What is the number of lines in the data that hold the string "giaf"? Reply with that number only.

- **ENTRIES SHOWN**:
-----

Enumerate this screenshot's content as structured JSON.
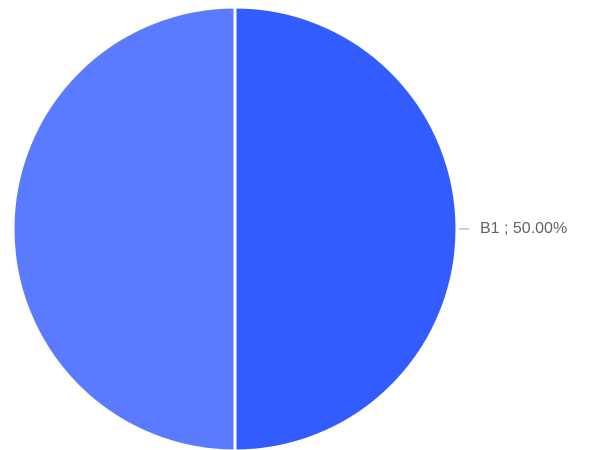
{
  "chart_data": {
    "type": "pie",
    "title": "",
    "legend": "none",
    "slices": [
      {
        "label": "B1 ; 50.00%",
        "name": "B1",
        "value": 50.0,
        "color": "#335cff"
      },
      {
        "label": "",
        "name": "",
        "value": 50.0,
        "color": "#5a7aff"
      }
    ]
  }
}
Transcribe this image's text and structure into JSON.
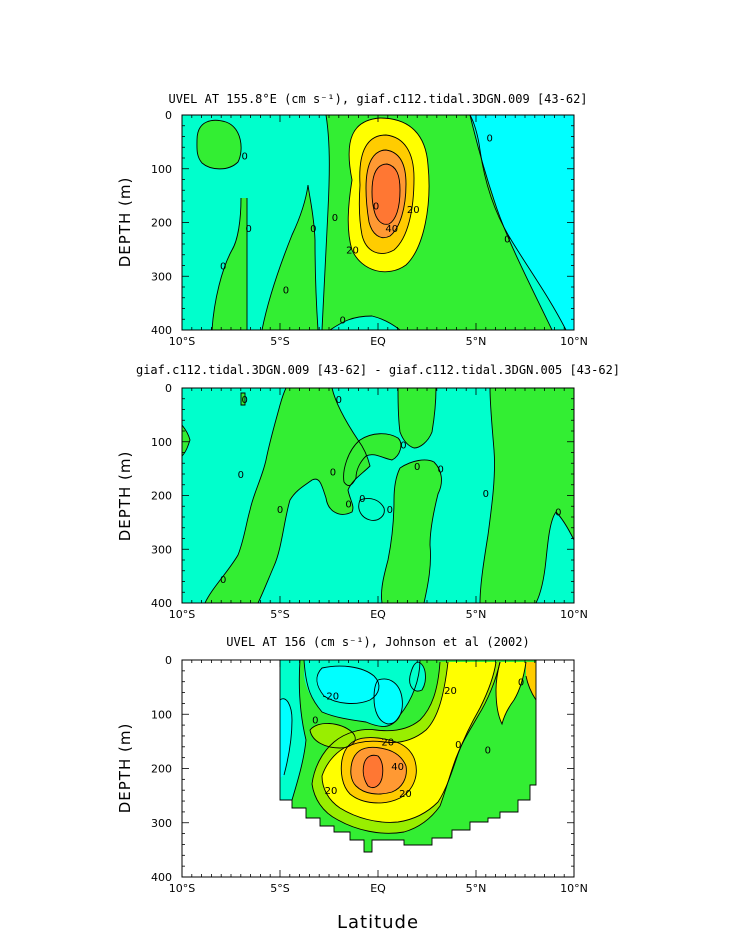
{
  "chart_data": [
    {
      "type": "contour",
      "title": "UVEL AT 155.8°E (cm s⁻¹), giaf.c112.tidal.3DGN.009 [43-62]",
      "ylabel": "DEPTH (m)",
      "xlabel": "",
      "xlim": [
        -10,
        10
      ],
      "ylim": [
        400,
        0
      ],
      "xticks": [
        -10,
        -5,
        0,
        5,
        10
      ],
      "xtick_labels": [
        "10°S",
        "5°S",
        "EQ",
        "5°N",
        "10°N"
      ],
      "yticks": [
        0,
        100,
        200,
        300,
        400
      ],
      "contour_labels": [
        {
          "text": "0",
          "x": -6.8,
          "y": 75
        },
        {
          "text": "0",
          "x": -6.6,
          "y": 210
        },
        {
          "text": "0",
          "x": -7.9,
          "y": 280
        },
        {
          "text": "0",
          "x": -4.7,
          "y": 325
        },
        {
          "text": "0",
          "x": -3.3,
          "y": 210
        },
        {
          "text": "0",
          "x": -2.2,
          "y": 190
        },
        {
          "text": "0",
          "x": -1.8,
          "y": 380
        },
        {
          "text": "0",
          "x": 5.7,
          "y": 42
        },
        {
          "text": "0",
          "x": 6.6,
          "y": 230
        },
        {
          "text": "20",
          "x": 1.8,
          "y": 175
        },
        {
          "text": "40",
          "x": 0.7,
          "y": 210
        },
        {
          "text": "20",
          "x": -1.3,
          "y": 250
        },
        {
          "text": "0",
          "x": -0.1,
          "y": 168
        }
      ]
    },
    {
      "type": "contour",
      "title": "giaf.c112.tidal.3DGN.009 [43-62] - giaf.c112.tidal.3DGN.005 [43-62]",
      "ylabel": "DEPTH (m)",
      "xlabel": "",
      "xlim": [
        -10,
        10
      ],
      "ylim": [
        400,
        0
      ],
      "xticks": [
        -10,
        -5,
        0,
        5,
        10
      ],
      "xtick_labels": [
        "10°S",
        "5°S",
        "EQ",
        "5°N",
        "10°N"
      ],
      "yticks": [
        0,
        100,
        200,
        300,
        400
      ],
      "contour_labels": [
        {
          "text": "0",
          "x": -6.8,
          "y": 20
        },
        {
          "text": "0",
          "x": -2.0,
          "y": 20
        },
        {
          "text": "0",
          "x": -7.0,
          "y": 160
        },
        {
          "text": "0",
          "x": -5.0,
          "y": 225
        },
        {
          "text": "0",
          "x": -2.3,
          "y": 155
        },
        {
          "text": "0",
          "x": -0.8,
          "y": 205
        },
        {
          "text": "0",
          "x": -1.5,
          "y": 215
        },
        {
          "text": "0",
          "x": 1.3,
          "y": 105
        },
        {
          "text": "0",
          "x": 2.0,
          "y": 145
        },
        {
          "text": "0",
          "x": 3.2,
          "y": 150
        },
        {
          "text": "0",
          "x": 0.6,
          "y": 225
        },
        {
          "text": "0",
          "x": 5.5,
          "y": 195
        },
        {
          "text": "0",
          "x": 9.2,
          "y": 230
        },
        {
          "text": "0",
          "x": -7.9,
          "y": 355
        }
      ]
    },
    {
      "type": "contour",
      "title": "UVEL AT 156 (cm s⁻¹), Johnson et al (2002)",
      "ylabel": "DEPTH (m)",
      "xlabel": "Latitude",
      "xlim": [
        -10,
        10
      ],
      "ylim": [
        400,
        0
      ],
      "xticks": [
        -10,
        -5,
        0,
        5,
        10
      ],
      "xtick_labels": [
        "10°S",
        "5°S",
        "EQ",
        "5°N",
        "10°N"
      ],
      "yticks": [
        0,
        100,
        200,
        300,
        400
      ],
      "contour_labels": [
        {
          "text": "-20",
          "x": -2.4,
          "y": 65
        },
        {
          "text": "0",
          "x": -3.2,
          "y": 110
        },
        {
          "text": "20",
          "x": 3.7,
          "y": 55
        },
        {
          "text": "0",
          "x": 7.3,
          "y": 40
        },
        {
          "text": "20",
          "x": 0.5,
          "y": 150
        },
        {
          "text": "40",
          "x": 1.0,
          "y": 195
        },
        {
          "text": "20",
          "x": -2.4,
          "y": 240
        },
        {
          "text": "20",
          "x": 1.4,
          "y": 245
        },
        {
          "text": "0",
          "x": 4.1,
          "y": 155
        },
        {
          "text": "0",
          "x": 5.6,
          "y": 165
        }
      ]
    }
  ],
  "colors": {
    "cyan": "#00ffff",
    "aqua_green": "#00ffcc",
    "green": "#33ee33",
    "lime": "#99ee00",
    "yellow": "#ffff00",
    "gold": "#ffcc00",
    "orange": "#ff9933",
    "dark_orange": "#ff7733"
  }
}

-----

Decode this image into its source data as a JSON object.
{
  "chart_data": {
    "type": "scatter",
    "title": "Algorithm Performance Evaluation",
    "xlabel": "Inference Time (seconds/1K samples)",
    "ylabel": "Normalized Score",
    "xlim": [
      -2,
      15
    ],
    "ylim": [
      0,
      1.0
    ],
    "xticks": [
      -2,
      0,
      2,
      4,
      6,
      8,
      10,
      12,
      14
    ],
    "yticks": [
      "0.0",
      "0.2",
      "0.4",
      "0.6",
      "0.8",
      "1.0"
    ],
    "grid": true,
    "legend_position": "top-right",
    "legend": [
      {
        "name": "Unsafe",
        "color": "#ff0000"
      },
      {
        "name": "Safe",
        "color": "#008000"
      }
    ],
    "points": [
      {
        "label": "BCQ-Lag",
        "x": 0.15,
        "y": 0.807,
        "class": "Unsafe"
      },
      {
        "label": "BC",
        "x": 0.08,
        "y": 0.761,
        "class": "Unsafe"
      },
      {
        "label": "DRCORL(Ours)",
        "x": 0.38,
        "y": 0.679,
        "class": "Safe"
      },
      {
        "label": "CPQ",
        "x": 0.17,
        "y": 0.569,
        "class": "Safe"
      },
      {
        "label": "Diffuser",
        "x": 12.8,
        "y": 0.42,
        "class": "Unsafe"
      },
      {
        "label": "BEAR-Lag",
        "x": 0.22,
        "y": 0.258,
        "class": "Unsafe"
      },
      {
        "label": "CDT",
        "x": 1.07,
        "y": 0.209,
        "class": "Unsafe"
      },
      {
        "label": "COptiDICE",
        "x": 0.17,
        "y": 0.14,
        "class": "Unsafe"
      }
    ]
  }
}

-----

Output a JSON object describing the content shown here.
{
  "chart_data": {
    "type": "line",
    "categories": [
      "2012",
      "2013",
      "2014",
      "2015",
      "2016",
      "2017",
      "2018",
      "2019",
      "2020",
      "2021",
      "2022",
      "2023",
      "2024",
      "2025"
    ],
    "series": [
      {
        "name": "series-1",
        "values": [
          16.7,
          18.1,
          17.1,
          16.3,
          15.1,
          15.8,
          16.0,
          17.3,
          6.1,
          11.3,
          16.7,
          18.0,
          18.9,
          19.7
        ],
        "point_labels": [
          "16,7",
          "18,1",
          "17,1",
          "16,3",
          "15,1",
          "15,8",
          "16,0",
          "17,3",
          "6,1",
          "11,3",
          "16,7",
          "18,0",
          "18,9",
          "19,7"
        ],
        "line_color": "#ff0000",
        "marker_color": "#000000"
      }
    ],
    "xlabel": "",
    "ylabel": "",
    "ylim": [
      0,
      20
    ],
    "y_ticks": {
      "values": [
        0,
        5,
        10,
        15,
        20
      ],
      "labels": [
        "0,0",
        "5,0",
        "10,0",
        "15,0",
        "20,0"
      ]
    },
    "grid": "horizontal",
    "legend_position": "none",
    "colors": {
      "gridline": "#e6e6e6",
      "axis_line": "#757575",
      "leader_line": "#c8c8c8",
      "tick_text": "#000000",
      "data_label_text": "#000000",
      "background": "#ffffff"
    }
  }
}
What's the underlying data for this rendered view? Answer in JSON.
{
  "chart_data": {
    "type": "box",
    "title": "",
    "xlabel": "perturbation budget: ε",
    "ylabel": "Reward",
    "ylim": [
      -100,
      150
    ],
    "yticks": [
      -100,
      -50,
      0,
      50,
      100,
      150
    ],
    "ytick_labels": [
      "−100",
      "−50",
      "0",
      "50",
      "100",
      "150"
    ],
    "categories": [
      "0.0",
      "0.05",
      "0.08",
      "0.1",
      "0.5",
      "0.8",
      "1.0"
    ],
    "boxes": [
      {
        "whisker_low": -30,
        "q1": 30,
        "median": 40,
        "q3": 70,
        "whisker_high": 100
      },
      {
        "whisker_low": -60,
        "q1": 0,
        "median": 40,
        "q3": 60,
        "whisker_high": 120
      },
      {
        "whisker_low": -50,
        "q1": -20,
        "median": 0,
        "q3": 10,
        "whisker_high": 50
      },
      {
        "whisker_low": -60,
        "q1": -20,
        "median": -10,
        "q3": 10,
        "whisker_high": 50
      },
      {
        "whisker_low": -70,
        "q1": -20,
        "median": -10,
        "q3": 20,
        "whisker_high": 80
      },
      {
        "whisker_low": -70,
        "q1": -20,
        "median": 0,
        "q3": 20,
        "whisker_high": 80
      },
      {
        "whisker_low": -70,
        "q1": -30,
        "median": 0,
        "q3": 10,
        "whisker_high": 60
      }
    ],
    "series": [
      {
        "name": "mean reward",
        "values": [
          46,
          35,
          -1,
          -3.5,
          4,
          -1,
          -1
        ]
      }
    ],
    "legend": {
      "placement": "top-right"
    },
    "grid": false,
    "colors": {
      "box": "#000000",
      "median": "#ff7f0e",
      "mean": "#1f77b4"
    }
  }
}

-----

- **ANSWER BELOW**: 2